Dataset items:
● ● ● ● ●

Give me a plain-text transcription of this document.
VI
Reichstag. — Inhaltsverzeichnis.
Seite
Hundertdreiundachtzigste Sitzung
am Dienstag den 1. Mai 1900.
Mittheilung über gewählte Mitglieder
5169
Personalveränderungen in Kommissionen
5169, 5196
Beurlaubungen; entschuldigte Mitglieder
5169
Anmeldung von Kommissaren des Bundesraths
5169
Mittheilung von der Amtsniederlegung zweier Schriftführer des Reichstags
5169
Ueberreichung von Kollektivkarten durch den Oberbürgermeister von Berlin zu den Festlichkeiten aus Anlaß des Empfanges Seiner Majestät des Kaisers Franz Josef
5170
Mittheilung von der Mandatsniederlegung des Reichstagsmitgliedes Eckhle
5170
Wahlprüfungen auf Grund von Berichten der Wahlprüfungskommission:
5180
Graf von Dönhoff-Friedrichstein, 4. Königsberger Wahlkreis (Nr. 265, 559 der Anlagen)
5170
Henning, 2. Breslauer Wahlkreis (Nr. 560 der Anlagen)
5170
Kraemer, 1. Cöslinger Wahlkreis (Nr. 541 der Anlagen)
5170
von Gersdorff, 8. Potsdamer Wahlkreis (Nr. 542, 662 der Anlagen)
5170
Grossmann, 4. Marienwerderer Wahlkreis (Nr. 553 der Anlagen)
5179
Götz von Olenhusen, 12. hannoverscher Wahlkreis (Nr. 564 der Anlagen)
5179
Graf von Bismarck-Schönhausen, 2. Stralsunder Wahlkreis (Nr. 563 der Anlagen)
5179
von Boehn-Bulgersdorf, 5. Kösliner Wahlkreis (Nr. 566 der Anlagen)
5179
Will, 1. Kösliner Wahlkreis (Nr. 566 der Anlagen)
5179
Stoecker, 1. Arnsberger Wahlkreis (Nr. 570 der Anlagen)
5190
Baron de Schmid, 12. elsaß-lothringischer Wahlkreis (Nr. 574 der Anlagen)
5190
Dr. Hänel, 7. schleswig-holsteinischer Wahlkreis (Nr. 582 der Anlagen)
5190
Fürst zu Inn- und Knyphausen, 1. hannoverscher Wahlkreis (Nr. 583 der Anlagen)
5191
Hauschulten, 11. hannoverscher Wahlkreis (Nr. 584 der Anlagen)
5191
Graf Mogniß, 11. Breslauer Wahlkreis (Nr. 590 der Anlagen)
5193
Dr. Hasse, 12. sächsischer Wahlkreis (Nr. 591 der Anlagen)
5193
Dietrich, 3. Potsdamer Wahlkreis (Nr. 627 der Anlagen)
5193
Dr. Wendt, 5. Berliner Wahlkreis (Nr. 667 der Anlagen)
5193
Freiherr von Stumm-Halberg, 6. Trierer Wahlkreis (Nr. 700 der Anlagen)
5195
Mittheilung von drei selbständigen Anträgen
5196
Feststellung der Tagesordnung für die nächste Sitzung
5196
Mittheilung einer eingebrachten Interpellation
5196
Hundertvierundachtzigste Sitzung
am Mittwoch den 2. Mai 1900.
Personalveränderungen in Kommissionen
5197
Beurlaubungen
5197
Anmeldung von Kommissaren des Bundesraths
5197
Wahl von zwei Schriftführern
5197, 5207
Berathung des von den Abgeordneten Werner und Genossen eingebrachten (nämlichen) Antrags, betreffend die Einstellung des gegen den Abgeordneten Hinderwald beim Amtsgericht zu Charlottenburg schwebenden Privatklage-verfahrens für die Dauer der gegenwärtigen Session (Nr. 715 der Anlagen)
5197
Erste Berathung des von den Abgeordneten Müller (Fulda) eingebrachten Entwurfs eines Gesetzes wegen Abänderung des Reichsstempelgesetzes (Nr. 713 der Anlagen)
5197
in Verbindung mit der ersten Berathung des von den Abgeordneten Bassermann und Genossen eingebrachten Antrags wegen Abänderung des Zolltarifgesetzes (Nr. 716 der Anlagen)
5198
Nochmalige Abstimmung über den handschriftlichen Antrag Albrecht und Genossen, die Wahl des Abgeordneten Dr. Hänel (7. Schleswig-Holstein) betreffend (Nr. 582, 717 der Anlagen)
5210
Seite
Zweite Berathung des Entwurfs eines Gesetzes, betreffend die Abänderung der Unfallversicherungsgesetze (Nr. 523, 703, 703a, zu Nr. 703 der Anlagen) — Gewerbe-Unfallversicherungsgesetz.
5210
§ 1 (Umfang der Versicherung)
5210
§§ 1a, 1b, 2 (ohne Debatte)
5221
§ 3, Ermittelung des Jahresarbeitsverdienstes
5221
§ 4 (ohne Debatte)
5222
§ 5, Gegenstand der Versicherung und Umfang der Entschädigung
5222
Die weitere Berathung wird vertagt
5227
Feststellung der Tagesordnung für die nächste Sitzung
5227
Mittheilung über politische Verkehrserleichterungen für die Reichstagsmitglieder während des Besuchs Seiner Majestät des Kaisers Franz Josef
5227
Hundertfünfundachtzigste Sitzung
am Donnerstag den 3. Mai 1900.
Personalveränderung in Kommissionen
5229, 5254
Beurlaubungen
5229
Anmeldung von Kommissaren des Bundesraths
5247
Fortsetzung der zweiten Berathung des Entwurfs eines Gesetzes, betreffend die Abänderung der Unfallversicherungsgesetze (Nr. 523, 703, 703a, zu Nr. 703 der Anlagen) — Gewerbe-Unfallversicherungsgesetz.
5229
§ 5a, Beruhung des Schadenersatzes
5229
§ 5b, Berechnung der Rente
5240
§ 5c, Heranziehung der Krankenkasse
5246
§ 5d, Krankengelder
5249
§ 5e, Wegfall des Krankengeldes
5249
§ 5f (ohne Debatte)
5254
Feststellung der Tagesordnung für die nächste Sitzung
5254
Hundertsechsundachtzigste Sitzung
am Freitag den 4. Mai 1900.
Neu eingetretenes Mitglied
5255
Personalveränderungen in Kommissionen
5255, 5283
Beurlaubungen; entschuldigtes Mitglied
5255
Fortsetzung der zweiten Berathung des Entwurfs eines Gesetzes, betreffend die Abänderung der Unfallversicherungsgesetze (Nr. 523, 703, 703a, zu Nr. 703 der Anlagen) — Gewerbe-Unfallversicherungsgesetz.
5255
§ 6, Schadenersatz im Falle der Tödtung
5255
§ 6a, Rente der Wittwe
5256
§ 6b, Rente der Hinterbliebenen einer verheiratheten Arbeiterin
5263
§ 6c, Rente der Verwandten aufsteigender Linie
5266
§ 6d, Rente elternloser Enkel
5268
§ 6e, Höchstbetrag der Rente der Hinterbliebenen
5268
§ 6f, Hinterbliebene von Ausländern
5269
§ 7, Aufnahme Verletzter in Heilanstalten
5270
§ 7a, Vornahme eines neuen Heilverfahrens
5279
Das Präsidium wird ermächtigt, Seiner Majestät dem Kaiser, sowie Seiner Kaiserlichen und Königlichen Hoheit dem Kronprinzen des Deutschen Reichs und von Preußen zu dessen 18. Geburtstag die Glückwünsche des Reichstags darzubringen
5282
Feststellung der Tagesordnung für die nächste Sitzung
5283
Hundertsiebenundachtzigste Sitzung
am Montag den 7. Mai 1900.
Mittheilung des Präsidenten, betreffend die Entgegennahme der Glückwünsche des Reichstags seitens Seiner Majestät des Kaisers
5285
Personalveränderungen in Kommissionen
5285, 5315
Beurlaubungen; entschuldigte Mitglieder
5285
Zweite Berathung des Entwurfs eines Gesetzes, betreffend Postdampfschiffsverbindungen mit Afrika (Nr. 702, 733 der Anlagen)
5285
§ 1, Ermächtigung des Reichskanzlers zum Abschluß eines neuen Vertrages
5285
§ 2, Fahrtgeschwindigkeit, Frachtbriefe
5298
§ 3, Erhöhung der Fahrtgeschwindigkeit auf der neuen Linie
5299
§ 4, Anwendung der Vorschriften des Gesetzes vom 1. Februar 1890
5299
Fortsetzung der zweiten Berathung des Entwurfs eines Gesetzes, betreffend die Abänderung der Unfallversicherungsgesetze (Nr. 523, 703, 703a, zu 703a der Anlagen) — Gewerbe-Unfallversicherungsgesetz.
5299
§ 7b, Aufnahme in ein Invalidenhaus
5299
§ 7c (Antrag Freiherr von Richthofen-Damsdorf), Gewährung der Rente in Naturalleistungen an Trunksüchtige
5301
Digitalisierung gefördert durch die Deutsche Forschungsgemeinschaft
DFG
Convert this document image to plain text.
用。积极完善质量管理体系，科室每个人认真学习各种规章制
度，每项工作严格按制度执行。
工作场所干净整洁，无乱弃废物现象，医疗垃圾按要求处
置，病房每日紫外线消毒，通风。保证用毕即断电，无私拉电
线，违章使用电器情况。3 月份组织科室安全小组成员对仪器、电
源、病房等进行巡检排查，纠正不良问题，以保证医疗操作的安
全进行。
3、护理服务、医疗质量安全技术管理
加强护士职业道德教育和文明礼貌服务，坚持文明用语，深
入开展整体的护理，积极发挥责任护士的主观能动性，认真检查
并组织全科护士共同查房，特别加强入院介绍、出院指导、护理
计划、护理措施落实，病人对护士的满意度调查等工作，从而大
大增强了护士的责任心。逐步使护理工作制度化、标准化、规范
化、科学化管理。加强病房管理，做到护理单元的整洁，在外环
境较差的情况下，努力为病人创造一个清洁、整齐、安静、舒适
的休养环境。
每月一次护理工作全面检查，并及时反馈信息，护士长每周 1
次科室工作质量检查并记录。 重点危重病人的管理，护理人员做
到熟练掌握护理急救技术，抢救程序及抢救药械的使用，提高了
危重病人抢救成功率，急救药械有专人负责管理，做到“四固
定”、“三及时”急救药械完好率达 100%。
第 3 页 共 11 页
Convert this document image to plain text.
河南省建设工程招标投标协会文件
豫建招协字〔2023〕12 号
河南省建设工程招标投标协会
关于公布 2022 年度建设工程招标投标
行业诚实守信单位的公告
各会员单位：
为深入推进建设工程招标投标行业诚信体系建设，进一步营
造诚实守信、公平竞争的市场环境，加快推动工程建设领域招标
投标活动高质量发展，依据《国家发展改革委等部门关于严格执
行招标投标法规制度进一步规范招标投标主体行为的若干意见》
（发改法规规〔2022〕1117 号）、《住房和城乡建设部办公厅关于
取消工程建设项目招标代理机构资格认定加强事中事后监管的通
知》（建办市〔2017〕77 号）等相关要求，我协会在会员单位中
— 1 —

● ● ● ● ●

• _TASK_: Working from the entries above, return all lines that contain "Graf".

• _RESULT_:
Graf von Dönhoff-Friedrichstein, 4. Königsberger Wahlkreis (Nr. 265, 559 der Anlagen)
Graf von Bismarck-Schönhausen, 2. Stralsunder Wahlkreis (Nr. 563 der Anlagen)
Graf Mogniß, 11. Breslauer Wahlkreis (Nr. 590 der Anlagen)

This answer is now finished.